### TASK OBJECTIVE:
Find every line in the records below that holds the word "GEFS", and copy it out.

Dataset rows:
* * * * *

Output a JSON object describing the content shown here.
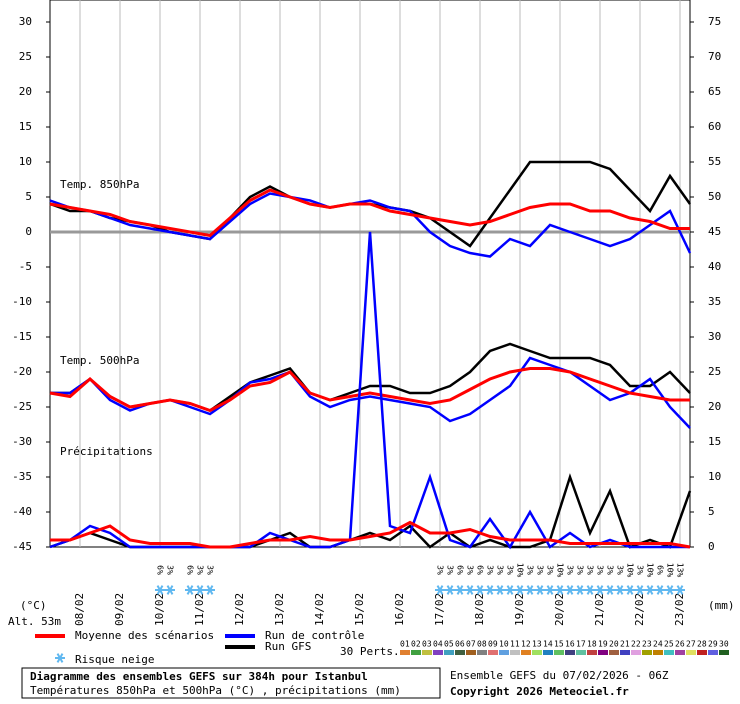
{
  "chart_data": {
    "type": "line",
    "title": "Diagramme des ensembles GEFS sur 384h pour Istanbul",
    "subtitle": "Températures 850hPa et 500hPa (°C) , précipitations (mm)",
    "run_info": "Ensemble GEFS du 07/02/2026 - 06Z",
    "copyright": "Copyright 2026 Meteociel.fr",
    "altitude": "Alt. 53m",
    "y_label": "(°C)",
    "y2_label": "(mm)",
    "annotations": [
      "Temp. 850hPa",
      "Temp. 500hPa",
      "Précipitations"
    ],
    "x": [
      0,
      12,
      24,
      36,
      48,
      60,
      72,
      84,
      96,
      108,
      120,
      132,
      144,
      156,
      168,
      180,
      192,
      204,
      216,
      228,
      240,
      252,
      264,
      276,
      288,
      300,
      312,
      324,
      336,
      348,
      360,
      372,
      384
    ],
    "xlim": [
      0,
      384
    ],
    "xticks": [
      {
        "value": 18,
        "label": "08/02"
      },
      {
        "value": 42,
        "label": "09/02"
      },
      {
        "value": 66,
        "label": "10/02"
      },
      {
        "value": 90,
        "label": "11/02"
      },
      {
        "value": 114,
        "label": "12/02"
      },
      {
        "value": 138,
        "label": "13/02"
      },
      {
        "value": 162,
        "label": "14/02"
      },
      {
        "value": 186,
        "label": "15/02"
      },
      {
        "value": 210,
        "label": "16/02"
      },
      {
        "value": 234,
        "label": "17/02"
      },
      {
        "value": 258,
        "label": "18/02"
      },
      {
        "value": 282,
        "label": "19/02"
      },
      {
        "value": 306,
        "label": "20/02"
      },
      {
        "value": 330,
        "label": "21/02"
      },
      {
        "value": 354,
        "label": "22/02"
      },
      {
        "value": 378,
        "label": "23/02"
      }
    ],
    "ylim": [
      -45,
      30
    ],
    "yticks": [
      -45,
      -40,
      -35,
      -30,
      -25,
      -20,
      -15,
      -10,
      -5,
      0,
      5,
      10,
      15,
      20,
      25,
      30
    ],
    "y2lim": [
      0,
      75
    ],
    "y2ticks": [
      0,
      5,
      10,
      15,
      20,
      25,
      30,
      35,
      40,
      45,
      50,
      55,
      60,
      65,
      70,
      75
    ],
    "zero_line": true,
    "grid": true,
    "series": [
      {
        "name": "Run GFS",
        "color": "#000000",
        "values": [
          4,
          3,
          3,
          2,
          1.5,
          1,
          0,
          -0.5,
          -1,
          2,
          5,
          6.5,
          5,
          4,
          3.5,
          4,
          4,
          3.5,
          3,
          2,
          0,
          -2,
          2,
          6,
          10,
          10,
          10,
          10,
          9,
          6,
          3,
          8,
          4
        ]
      },
      {
        "name": "Run de contrôle",
        "color": "#0000ff",
        "values": [
          4.5,
          3.5,
          3,
          2,
          1,
          0.5,
          0,
          -0.5,
          -1,
          1.5,
          4,
          5.5,
          5,
          4.5,
          3.5,
          4,
          4.5,
          3.5,
          3,
          0,
          -2,
          -3,
          -3.5,
          -1,
          -2,
          1,
          0,
          -1,
          -2,
          -1,
          1,
          3,
          -3
        ]
      },
      {
        "name": "Moyenne des scénarios",
        "color": "#ff0000",
        "values": [
          4,
          3.5,
          3,
          2.5,
          1.5,
          1,
          0.5,
          0,
          -0.5,
          2,
          4.5,
          6,
          5,
          4,
          3.5,
          4,
          4,
          3,
          2.5,
          2,
          1.5,
          1,
          1.5,
          2.5,
          3.5,
          4,
          4,
          3,
          3,
          2,
          1.5,
          0.5,
          0.5
        ]
      },
      {
        "color": "#000000",
        "values": [
          -23,
          -23,
          -21,
          -23.5,
          -25,
          -24.5,
          -24,
          -24.5,
          -25.5,
          -23.5,
          -21.5,
          -20.5,
          -19.5,
          -23,
          -24,
          -23,
          -22,
          -22,
          -23,
          -23,
          -22,
          -20,
          -17,
          -16,
          -17,
          -18,
          -18,
          -18,
          -19,
          -22,
          -22,
          -20,
          -23
        ]
      },
      {
        "color": "#0000ff",
        "values": [
          -23,
          -23,
          -21,
          -24,
          -25.5,
          -24.5,
          -24,
          -25,
          -26,
          -24,
          -21.5,
          -21,
          -20,
          -23.5,
          -25,
          -24,
          -23.5,
          -24,
          -24.5,
          -25,
          -27,
          -26,
          -24,
          -22,
          -18,
          -19,
          -20,
          -22,
          -24,
          -23,
          -21,
          -25,
          -28
        ]
      },
      {
        "color": "#ff0000",
        "values": [
          -23,
          -23.5,
          -21,
          -23.5,
          -25,
          -24.5,
          -24,
          -24.5,
          -25.5,
          -24,
          -22,
          -21.5,
          -20,
          -23,
          -24,
          -23.5,
          -23,
          -23.5,
          -24,
          -24.5,
          -24,
          -22.5,
          -21,
          -20,
          -19.5,
          -19.5,
          -20,
          -21,
          -22,
          -23,
          -23.5,
          -24,
          -24
        ]
      },
      {
        "color": "#000000",
        "axis": "y2",
        "values": [
          0,
          1,
          2,
          1,
          0,
          0,
          0,
          0,
          0,
          0,
          0,
          1,
          2,
          0,
          0,
          1,
          2,
          1,
          3,
          0,
          2,
          0,
          1,
          0,
          0,
          1,
          10,
          2,
          8,
          0,
          1,
          0,
          8
        ]
      },
      {
        "color": "#0000ff",
        "axis": "y2",
        "values": [
          0,
          1,
          3,
          2,
          0,
          0,
          0,
          0,
          0,
          0,
          0,
          2,
          1,
          0,
          0,
          1,
          45,
          3,
          2,
          10,
          1,
          0,
          4,
          0,
          5,
          0,
          2,
          0,
          1,
          0,
          0,
          0,
          0
        ]
      },
      {
        "color": "#ff0000",
        "axis": "y2",
        "values": [
          1,
          1,
          2,
          3,
          1,
          0.5,
          0.5,
          0.5,
          0,
          0,
          0.5,
          1,
          1,
          1.5,
          1,
          1,
          1.5,
          2,
          3.5,
          2,
          2,
          2.5,
          1.5,
          1,
          1,
          1,
          0.5,
          0.5,
          0.5,
          0.5,
          0.5,
          0.5,
          0
        ]
      }
    ],
    "snow_label": "Risque neige",
    "snow_color": "#60b8f0",
    "snow_risk": {
      "x": [
        66,
        72,
        84,
        90,
        96,
        234,
        240,
        246,
        252,
        258,
        264,
        270,
        276,
        282,
        288,
        294,
        300,
        306,
        312,
        318,
        324,
        330,
        336,
        342,
        348,
        354,
        360,
        366,
        372,
        378
      ],
      "values": [
        6,
        3,
        6,
        3,
        3,
        3,
        3,
        6,
        3,
        6,
        3,
        3,
        3,
        10,
        3,
        3,
        3,
        10,
        3,
        3,
        3,
        3,
        3,
        3,
        10,
        3,
        10,
        6,
        10,
        13
      ],
      "value_labels": [
        "6%",
        "3%",
        "6%",
        "3%",
        "3%",
        "3%",
        "3%",
        "6%",
        "3%",
        "6%",
        "3%",
        "3%",
        "3%",
        "10%",
        "3%",
        "3%",
        "3%",
        "10%",
        "3%",
        "3%",
        "3%",
        "3%",
        "3%",
        "3%",
        "10%",
        "3%",
        "10%",
        "6%",
        "10%",
        "13%"
      ]
    },
    "perturbations": {
      "label": "30 Perts.",
      "names": [
        "01",
        "02",
        "03",
        "04",
        "05",
        "06",
        "07",
        "08",
        "09",
        "10",
        "11",
        "12",
        "13",
        "14",
        "15",
        "16",
        "17",
        "18",
        "19",
        "20",
        "21",
        "22",
        "23",
        "24",
        "25",
        "26",
        "27",
        "28",
        "29",
        "30"
      ],
      "colors": [
        "#e08030",
        "#40a040",
        "#c0c040",
        "#8040c0",
        "#40a0c0",
        "#406040",
        "#a06020",
        "#808080",
        "#e07070",
        "#60a0e0",
        "#c0c0c0",
        "#e08020",
        "#a0e060",
        "#2080c0",
        "#60c060",
        "#404080",
        "#60c0a0",
        "#c04040",
        "#800080",
        "#a06040",
        "#4040c0",
        "#e0a0e0",
        "#a0a000",
        "#c08000",
        "#40c0c0",
        "#a040a0",
        "#e0e060",
        "#c02020",
        "#6060e0",
        "#206020"
      ]
    }
  }
}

* * * * *

### WORKED SOLUTION:
    "title": "Diagramme des ensembles GEFS sur 384h pour Istanbul",
    "run_info": "Ensemble GEFS du 07/02/2026 - 06Z",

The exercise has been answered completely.